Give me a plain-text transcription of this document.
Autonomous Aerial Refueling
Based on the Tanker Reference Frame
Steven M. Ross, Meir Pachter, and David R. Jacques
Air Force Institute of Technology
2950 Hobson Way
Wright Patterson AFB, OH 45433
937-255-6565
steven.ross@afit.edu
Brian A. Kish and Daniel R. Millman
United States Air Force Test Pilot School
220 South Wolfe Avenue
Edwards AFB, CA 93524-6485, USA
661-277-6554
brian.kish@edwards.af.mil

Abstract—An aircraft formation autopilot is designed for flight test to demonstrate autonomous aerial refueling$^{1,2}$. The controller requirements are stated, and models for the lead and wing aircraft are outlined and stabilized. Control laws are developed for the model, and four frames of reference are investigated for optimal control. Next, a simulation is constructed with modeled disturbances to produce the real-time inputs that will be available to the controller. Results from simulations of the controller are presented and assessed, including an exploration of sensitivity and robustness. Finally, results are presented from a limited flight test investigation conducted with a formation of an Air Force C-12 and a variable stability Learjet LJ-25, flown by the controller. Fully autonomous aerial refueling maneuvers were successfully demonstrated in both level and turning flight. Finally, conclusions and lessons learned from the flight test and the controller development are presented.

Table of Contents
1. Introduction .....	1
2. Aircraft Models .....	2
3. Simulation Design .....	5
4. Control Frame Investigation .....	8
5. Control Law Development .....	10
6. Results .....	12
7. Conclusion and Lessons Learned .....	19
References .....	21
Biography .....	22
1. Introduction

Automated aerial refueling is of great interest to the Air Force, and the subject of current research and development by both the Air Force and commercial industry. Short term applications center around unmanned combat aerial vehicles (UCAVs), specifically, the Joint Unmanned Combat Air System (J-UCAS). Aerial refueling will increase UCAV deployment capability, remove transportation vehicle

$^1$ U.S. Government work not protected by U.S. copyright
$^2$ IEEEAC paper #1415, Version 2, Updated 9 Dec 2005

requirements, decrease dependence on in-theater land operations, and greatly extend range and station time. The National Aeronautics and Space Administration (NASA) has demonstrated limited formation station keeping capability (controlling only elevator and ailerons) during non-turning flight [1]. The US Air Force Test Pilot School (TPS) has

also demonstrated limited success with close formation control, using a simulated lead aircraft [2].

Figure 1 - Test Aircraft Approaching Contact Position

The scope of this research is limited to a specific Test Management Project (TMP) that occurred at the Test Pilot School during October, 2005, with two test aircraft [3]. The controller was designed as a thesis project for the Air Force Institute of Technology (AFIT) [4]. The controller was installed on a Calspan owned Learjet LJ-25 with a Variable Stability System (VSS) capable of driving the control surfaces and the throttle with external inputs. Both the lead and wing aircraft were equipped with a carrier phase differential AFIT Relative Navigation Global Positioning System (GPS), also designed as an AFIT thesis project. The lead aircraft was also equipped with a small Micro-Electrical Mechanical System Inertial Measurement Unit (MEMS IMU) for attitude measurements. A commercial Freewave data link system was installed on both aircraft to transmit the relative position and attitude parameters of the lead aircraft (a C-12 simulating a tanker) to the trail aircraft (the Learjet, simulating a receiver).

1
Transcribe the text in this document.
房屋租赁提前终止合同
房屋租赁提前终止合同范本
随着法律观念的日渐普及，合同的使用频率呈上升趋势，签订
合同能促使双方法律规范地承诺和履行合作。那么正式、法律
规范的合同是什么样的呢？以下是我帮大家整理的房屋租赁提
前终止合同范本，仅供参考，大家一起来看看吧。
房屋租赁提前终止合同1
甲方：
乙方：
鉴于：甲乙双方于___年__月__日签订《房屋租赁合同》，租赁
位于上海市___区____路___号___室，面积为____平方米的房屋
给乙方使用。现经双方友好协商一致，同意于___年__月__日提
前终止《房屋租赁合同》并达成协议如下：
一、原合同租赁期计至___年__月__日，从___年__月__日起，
---
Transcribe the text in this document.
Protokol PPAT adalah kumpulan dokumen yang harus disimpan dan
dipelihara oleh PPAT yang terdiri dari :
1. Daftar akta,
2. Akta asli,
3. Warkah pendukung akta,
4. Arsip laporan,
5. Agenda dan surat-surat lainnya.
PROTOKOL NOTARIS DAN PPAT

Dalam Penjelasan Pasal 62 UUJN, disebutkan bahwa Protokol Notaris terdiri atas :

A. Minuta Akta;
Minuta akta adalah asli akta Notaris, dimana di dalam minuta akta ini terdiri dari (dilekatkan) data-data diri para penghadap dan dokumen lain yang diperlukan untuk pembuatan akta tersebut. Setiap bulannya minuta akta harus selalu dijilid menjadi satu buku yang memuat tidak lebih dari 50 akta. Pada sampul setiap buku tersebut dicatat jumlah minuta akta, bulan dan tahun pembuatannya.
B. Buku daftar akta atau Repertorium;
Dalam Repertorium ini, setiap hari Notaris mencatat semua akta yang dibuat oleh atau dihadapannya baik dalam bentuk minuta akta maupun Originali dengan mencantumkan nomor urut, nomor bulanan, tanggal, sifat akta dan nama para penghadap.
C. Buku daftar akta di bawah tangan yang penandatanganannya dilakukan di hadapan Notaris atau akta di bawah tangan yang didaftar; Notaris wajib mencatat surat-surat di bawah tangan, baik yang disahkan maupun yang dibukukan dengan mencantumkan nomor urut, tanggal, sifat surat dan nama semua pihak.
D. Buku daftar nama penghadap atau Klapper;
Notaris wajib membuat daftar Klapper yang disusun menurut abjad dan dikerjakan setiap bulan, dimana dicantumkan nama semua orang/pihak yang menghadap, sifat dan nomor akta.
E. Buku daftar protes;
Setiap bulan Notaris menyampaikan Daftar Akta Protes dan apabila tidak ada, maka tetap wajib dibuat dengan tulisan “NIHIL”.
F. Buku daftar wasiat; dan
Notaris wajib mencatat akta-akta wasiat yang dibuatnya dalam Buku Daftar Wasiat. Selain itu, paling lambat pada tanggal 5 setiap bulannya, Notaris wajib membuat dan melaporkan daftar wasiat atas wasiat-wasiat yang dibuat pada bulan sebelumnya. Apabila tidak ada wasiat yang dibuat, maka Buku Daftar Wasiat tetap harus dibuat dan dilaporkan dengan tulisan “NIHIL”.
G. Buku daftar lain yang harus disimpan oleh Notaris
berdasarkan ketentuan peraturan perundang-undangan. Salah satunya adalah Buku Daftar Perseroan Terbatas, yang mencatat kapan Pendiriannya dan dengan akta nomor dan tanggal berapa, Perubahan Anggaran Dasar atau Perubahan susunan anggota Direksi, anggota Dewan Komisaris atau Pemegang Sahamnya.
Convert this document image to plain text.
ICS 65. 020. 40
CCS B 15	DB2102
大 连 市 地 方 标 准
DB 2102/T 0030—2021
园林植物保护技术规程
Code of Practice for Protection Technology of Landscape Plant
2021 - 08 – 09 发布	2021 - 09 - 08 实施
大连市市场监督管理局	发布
---
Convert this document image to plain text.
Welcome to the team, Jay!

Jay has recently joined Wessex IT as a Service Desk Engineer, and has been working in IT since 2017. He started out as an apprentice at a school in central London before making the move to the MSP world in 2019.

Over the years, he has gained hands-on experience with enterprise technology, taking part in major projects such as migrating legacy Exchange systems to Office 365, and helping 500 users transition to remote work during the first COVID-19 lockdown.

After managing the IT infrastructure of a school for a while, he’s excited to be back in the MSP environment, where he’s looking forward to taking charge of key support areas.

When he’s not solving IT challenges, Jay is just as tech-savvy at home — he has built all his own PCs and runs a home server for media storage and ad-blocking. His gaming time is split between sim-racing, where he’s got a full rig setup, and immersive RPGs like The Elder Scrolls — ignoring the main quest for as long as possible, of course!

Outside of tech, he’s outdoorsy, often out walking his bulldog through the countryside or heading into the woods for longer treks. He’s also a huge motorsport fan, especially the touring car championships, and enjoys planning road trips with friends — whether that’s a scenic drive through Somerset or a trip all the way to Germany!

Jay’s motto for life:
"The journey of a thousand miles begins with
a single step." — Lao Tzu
---
• Task to carry out: List all lines where "NIHIL" occurs.

• Reply:
Setiap bulan Notaris menyampaikan Daftar Akta Protes dan apabila tidak ada, maka tetap wajib dibuat dengan tulisan “NIHIL”.
Notaris wajib mencatat akta-akta wasiat yang dibuatnya dalam Buku Daftar Wasiat. Selain itu, paling lambat pada tanggal 5 setiap bulannya, Notaris wajib membuat dan melaporkan daftar wasiat atas wasiat-wasiat yang dibuat pada bulan sebelumnya. Apabila tidak ada wasiat yang dibuat, maka Buku Daftar Wasiat tetap harus dibuat dan dilaporkan dengan tulisan “NIHIL”.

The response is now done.